● TEXT PROVIDED:

Religious freedom and human rights
The European Court of Human Rights' ruling sets the correct parameters for religious freedom
As many of you will be aware, yesterday the European Court of Human Rights made a landmark ruling on religious freedom and human rights, releasing its judgement on four cases that have dominated British headlines on the issue in recent years.
In relation to three of the cases, the court rejected the appellants' claim that their Christian beliefs had been discriminated against. Two of those cases concerned the views of Christian workers on dealing with gay couples in the course of their jobs – Gary McFarlane lost his job as a relationship counsellor at Relate for refusing to counsel same-sex couples, and Lillian Ladele was dismissed as a registrar by Islington council for declining to conduct civil partnership ceremonies. The third case involved the nurse Shirely Chaplin, who insisted on wearing a cross on a necklace despite the fact that in contravened NHS uniform regulations.
In its judgement, the court outlined the principle of religious freedom. It should be "one of the foundations of pluralistic, democratic societies", but "where an individual's religious observance impinges on the rights of others, some restrictions can be made".

● Listings of regions and labels:

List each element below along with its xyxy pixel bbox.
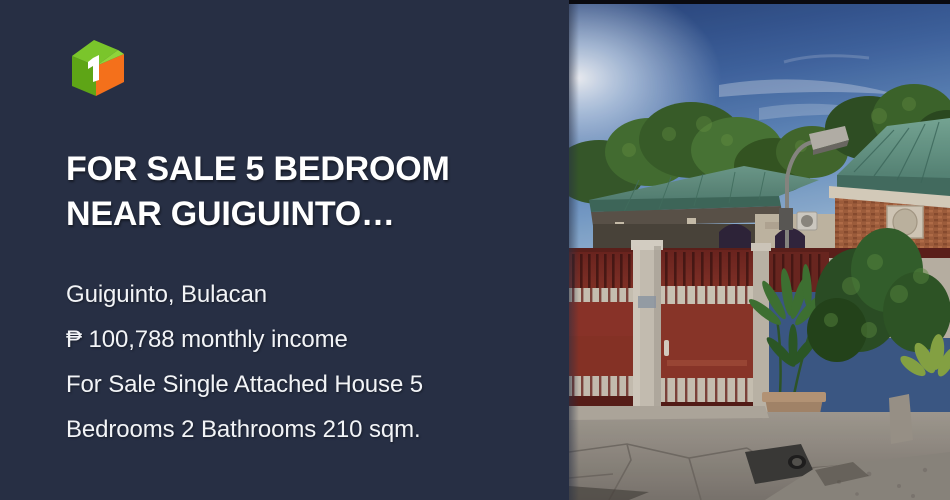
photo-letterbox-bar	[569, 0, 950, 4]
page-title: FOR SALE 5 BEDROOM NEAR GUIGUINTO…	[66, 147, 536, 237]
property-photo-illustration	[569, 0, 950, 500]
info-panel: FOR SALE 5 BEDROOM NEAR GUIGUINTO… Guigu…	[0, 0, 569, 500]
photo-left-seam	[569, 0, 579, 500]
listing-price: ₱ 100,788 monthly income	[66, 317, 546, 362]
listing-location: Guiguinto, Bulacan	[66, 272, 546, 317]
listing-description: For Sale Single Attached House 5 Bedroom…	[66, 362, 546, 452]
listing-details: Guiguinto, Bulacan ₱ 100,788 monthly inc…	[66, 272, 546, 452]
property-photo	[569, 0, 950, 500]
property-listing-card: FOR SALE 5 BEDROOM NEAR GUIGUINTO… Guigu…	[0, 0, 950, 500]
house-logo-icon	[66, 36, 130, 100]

● STATED TASK:
From the article on the European Court of Human Rights ruling, write out word for word the stretch from "In relation to" through "NHS uniform regulations.".

● RESULT FOR THIS EXERCISE:
In relation to three of the cases, the court rejected the appellants' claim that their Christian beliefs had been discriminated against. Two of those cases concerned the views of Christian workers on dealing with gay couples in the course of their jobs – Gary McFarlane lost his job as a relationship counsellor at Relate for refusing to counsel same-sex couples, and Lillian Ladele was dismissed as a registrar by Islington council for declining to conduct civil partnership ceremonies. The third case involved the nurse Shirely Chaplin, who insisted on wearing a cross on a necklace despite the fact that in contravened NHS uniform regulations.